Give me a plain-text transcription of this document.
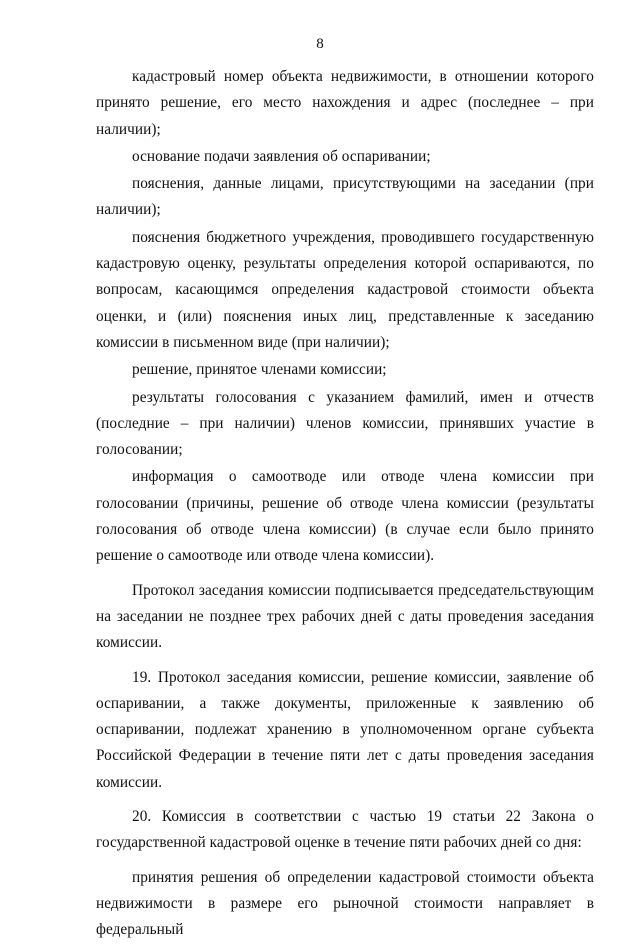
8

кадастровый номер объекта недвижимости, в отношении которого принято решение, его место нахождения и адрес (последнее – при наличии);

основание подачи заявления об оспаривании;

пояснения, данные лицами, присутствующими на заседании (при наличии);

пояснения бюджетного учреждения, проводившего государственную кадастровую оценку, результаты определения которой оспариваются, по вопросам, касающимся определения кадастровой стоимости объекта оценки, и (или) пояснения иных лиц, представленные к заседанию комиссии в письменном виде (при наличии);

решение, принятое членами комиссии;

результаты голосования с указанием фамилий, имен и отчеств (последние – при наличии) членов комиссии, принявших участие в голосовании;

информация о самоотводе или отводе члена комиссии при голосовании (причины, решение об отводе члена комиссии (результаты голосования об отводе члена комиссии) (в случае если было принято решение о самоотводе или отводе члена комиссии).

Протокол заседания комиссии подписывается председательствующим на заседании не позднее трех рабочих дней с даты проведения заседания комиссии.

19. Протокол заседания комиссии, решение комиссии, заявление об оспаривании, а также документы, приложенные к заявлению об оспаривании, подлежат хранению в уполномоченном органе субъекта Российской Федерации в течение пяти лет с даты проведения заседания комиссии.

20. Комиссия в соответствии с частью 19 статьи 22 Закона о государственной кадастровой оценке в течение пяти рабочих дней со дня:

принятия решения об определении кадастровой стоимости объекта недвижимости в размере его рыночной стоимости направляет в федеральный
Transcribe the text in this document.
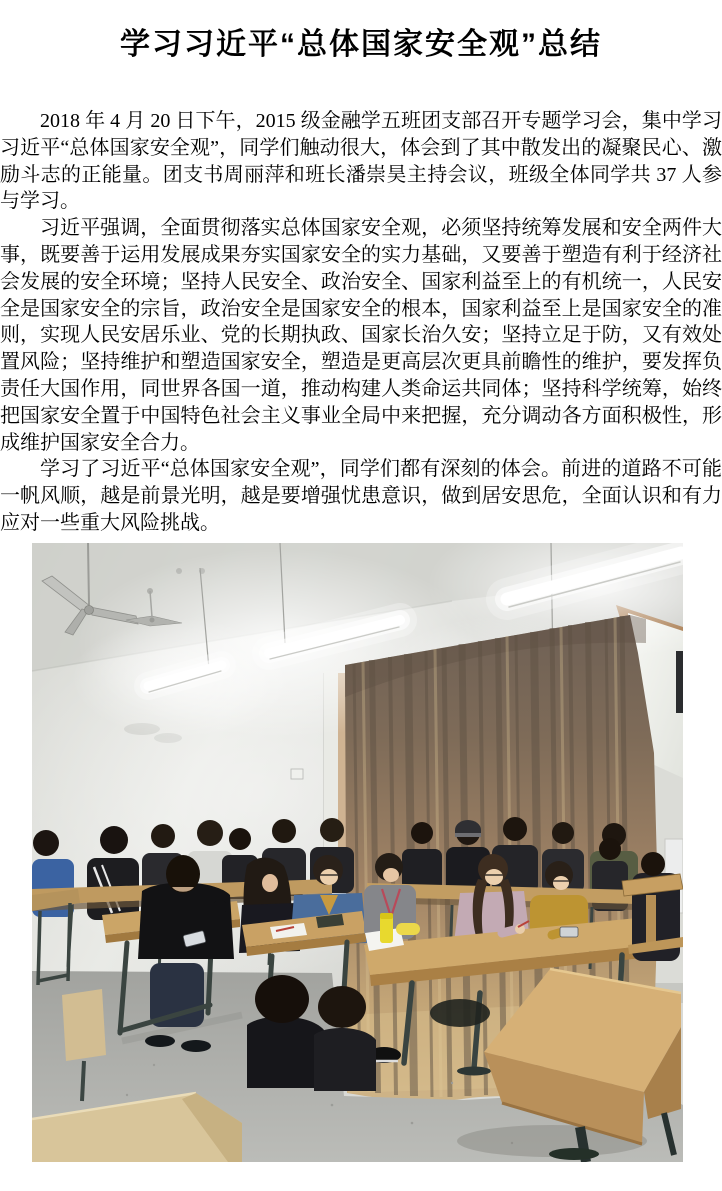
学习习近平“总体国家安全观”总结

2018 年 4 月 20 日下午，2015 级金融学五班团支部召开专题学习会，集中学习习近平“总体国家安全观”，同学们触动很大，体会到了其中散发出的凝聚民心、激励斗志的正能量。团支书周丽萍和班长潘崇昊主持会议，班级全体同学共 37 人参与学习。

习近平强调，全面贯彻落实总体国家安全观，必须坚持统筹发展和安全两件大事，既要善于运用发展成果夯实国家安全的实力基础，又要善于塑造有利于经济社会发展的安全环境；坚持人民安全、政治安全、国家利益至上的有机统一，人民安全是国家安全的宗旨，政治安全是国家安全的根本，国家利益至上是国家安全的准则，实现人民安居乐业、党的长期执政、国家长治久安；坚持立足于防，又有效处置风险；坚持维护和塑造国家安全，塑造是更高层次更具前瞻性的维护，要发挥负责任大国作用，同世界各国一道，推动构建人类命运共同体；坚持科学统筹，始终把国家安全置于中国特色社会主义事业全局中来把握，充分调动各方面积极性，形成维护国家安全合力。

学习了习近平“总体国家安全观”，同学们都有深刻的体会。前进的道路不可能一帆风顺，越是前景光明，越是要增强忧患意识，做到居安思危，全面认识和有力应对一些重大风险挑战。
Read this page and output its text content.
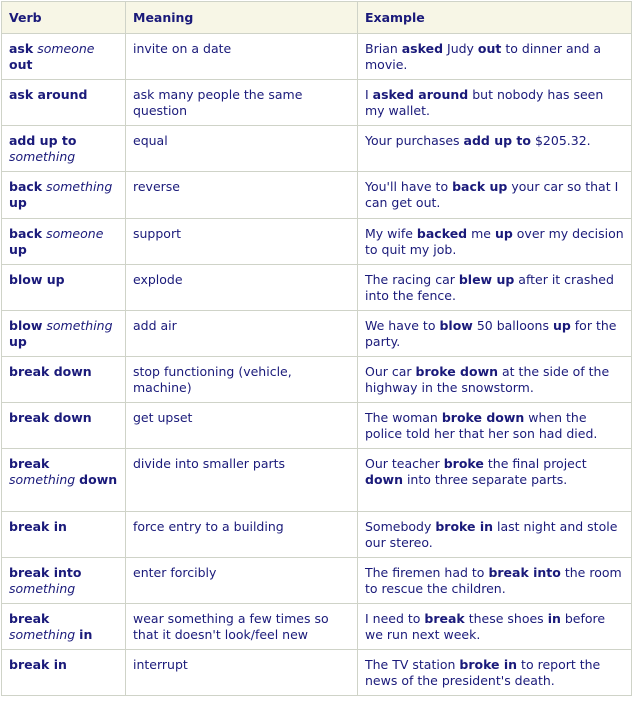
Verb	Meaning	Example
ask someone out	invite on a date	Brian asked Judy out to dinner and a movie.
ask around	ask many people the same question	I asked around but nobody has seen my wallet.
add up to something	equal	Your purchases add up to $205.32.
back something up	reverse	You'll have to back up your car so that I can get out.
back someone up	support	My wife backed me up over my decision to quit my job.
blow up	explode	The racing car blew up after it crashed into the fence.
blow something up	add air	We have to blow 50 balloons up for the party.
break down	stop functioning (vehicle, machine)	Our car broke down at the side of the highway in the snowstorm.
break down	get upset	The woman broke down when the police told her that her son had died.
break something down	divide into smaller parts	Our teacher broke the final project down into three separate parts.
break in	force entry to a building	Somebody broke in last night and stole our stereo.
break into something	enter forcibly	The firemen had to break into the room to rescue the children.
break something in	wear something a few times so that it doesn't look/feel new	I need to break these shoes in before we run next week.
break in	interrupt	The TV station broke in to report the news of the president's death.
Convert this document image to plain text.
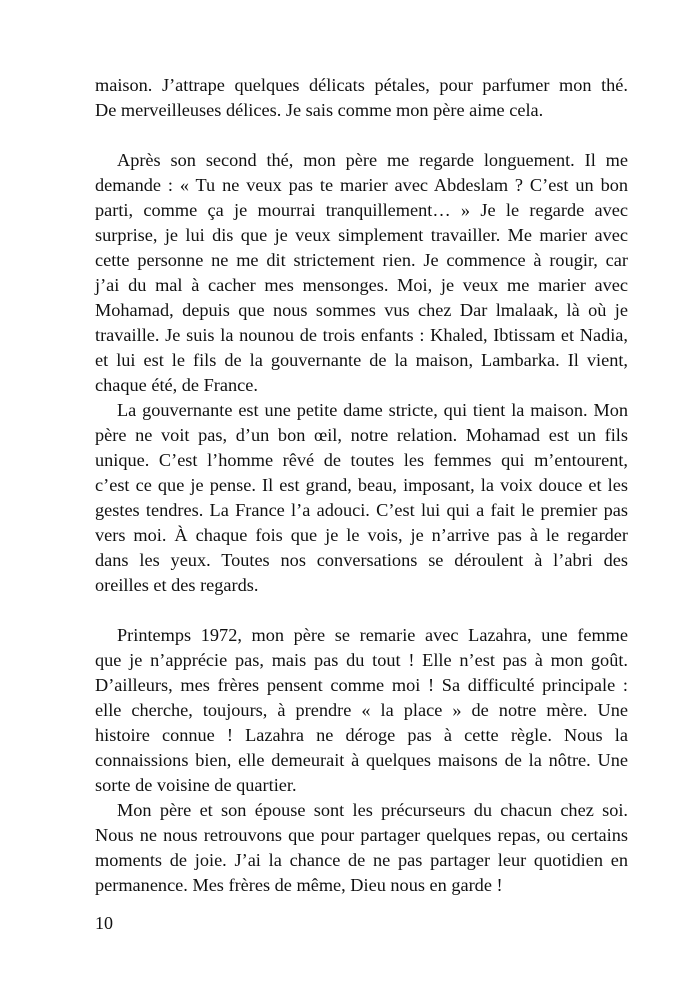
maison. J’attrape quelques délicats pétales, pour parfumer mon thé.
De merveilleuses délices. Je sais comme mon père aime cela.
Après son second thé, mon père me regarde longuement. Il me
demande : « Tu ne veux pas te marier avec Abdeslam ? C’est un bon
parti, comme ça je mourrai tranquillement… » Je le regarde avec
surprise, je lui dis que je veux simplement travailler. Me marier avec
cette personne ne me dit strictement rien. Je commence à rougir, car
j’ai du mal à cacher mes mensonges. Moi, je veux me marier avec
Mohamad, depuis que nous sommes vus chez Dar lmalaak, là où je
travaille. Je suis la nounou de trois enfants : Khaled, Ibtissam et Nadia,
et lui est le fils de la gouvernante de la maison, Lambarka. Il vient,
chaque été, de France.
La gouvernante est une petite dame stricte, qui tient la maison. Mon
père ne voit pas, d’un bon œil, notre relation. Mohamad est un fils
unique. C’est l’homme rêvé de toutes les femmes qui m’entourent,
c’est ce que je pense. Il est grand, beau, imposant, la voix douce et les
gestes tendres. La France l’a adouci. C’est lui qui a fait le premier pas
vers moi. À chaque fois que je le vois, je n’arrive pas à le regarder
dans les yeux. Toutes nos conversations se déroulent à l’abri des
oreilles et des regards.
Printemps 1972, mon père se remarie avec Lazahra, une femme
que je n’apprécie pas, mais pas du tout ! Elle n’est pas à mon goût.
D’ailleurs, mes frères pensent comme moi ! Sa difficulté principale :
elle cherche, toujours, à prendre « la place » de notre mère. Une
histoire connue ! Lazahra ne déroge pas à cette règle. Nous la
connaissions bien, elle demeurait à quelques maisons de la nôtre. Une
sorte de voisine de quartier.
Mon père et son épouse sont les précurseurs du chacun chez soi.
Nous ne nous retrouvons que pour partager quelques repas, ou certains
moments de joie. J’ai la chance de ne pas partager leur quotidien en
permanence. Mes frères de même, Dieu nous en garde !
10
══════════
Find the word "кадастровой" in the material, then list each line that holds it.

пояснения бюджетного учреждения, проводившего государственную кадастровую оценку, результаты определения которой оспариваются, по вопросам, касающимся определения кадастровой стоимости объекта оценки, и (или) пояснения иных лиц, представленные к заседанию комиссии в письменном виде (при наличии);
20. Комиссия в соответствии с частью 19 статьи 22 Закона о государственной кадастровой оценке в течение пяти рабочих дней со дня:
принятия решения об определении кадастровой стоимости объекта недвижимости в размере его рыночной стоимости направляет в федеральный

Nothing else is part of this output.